** BEGIN RECORD EXTRACTS **
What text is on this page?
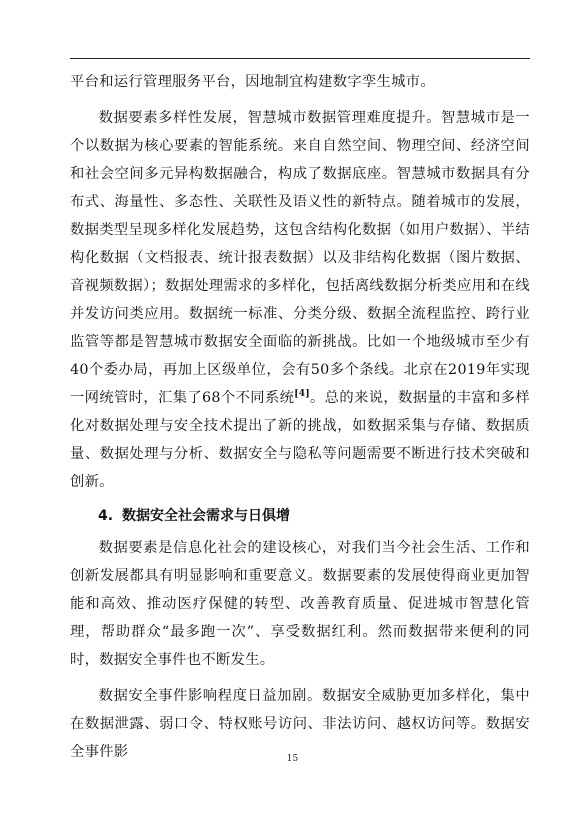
平台和运行管理服务平台，因地制宜构建数字孪生城市。

数据要素多样性发展，智慧城市数据管理难度提升。智慧城市是一个以数据为核心要素的智能系统。来自自然空间、物理空间、经济空间和社会空间多元异构数据融合，构成了数据底座。智慧城市数据具有分布式、海量性、多态性、关联性及语义性的新特点。随着城市的发展，数据类型呈现多样化发展趋势，这包含结构化数据（如用户数据）、半结构化数据（文档报表、统计报表数据）以及非结构化数据（图片数据、音视频数据）；数据处理需求的多样化，包括离线数据分析类应用和在线并发访问类应用。数据统一标准、分类分级、数据全流程监控、跨行业监管等都是智慧城市数据安全面临的新挑战。比如一个地级城市至少有40个委办局，再加上区级单位，会有50多个条线。北京在2019年实现一网统管时，汇集了68个不同系统[4]。总的来说，数据量的丰富和多样化对数据处理与安全技术提出了新的挑战，如数据采集与存储、数据质量、数据处理与分析、数据安全与隐私等问题需要不断进行技术突破和创新。

4. 数据安全社会需求与日俱增

数据要素是信息化社会的建设核心，对我们当今社会生活、工作和创新发展都具有明显影响和重要意义。数据要素的发展使得商业更加智能和高效、推动医疗保健的转型、改善教育质量、促进城市智慧化管理，帮助群众“最多跑一次”、享受数据红利。然而数据带来便利的同时，数据安全事件也不断发生。

数据安全事件影响程度日益加剧。数据安全威胁更加多样化，集中在数据泄露、弱口令、特权账号访问、非法访问、越权访问等。数据安全事件影	15
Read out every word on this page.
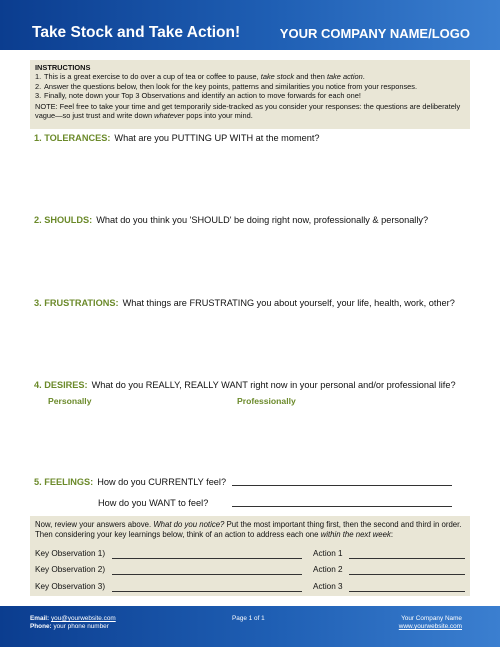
Take Stock and Take Action!	YOUR COMPANY NAME/LOGO
INSTRUCTIONS
1. This is a great exercise to do over a cup of tea or coffee to pause, take stock and then take action.
2. Answer the questions below, then look for the key points, patterns and similarities you notice from your responses.
3. Finally, note down your Top 3 Observations and identify an action to move forwards for each one!
NOTE: Feel free to take your time and get temporarily side-tracked as you consider your responses: the questions are deliberately vague—so just trust and write down whatever pops into your mind.
1. TOLERANCES: What are you PUTTING UP WITH at the moment?
2. SHOULDS: What do you think you 'SHOULD' be doing right now, professionally & personally?
3. FRUSTRATIONS: What things are FRUSTRATING you about yourself, your life, health, work, other?
4. DESIRES: What do you REALLY, REALLY WANT right now in your personal and/or professional life?
Personally	Professionally
5. FEELINGS: How do you CURRENTLY feel?
How do you WANT to feel?
Now, review your answers above. What do you notice? Put the most important thing first, then the second and third in order. Then considering your key learnings below, think of an action to address each one within the next week:
Key Observation 1)	Action 1
Key Observation 2)	Action 2
Key Observation 3)	Action 3
Email: you@yourwebsite.com
Phone: your phone number
Page 1 of 1	Your Company Name
www.yourwebsite.com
** END RECORD EXTRACTS **
Extract, word for word, each line from the one that contains "Read out every word on this page." through the final line of the data above. Leave the pictures out.

COMPLETE ANSWER —
Read out every word on this page.
Take Stock and Take Action!	YOUR COMPANY NAME/LOGO
INSTRUCTIONS
1. This is a great exercise to do over a cup of tea or coffee to pause, take stock and then take action.
2. Answer the questions below, then look for the key points, patterns and similarities you notice from your responses.
3. Finally, note down your Top 3 Observations and identify an action to move forwards for each one!
NOTE: Feel free to take your time and get temporarily side-tracked as you consider your responses: the questions are deliberately vague—so just trust and write down whatever pops into your mind.
1. TOLERANCES: What are you PUTTING UP WITH at the moment?
2. SHOULDS: What do you think you 'SHOULD' be doing right now, professionally & personally?
3. FRUSTRATIONS: What things are FRUSTRATING you about yourself, your life, health, work, other?
4. DESIRES: What do you REALLY, REALLY WANT right now in your personal and/or professional life?
Personally	Professionally
5. FEELINGS: How do you CURRENTLY feel?
How do you WANT to feel?
Now, review your answers above. What do you notice? Put the most important thing first, then the second and third in order. Then considering your key learnings below, think of an action to address each one within the next week:
Key Observation 1)	Action 1
Key Observation 2)	Action 2
Key Observation 3)	Action 3
Email: you@yourwebsite.com
Phone: your phone number
Page 1 of 1	Your Company Name
www.yourwebsite.com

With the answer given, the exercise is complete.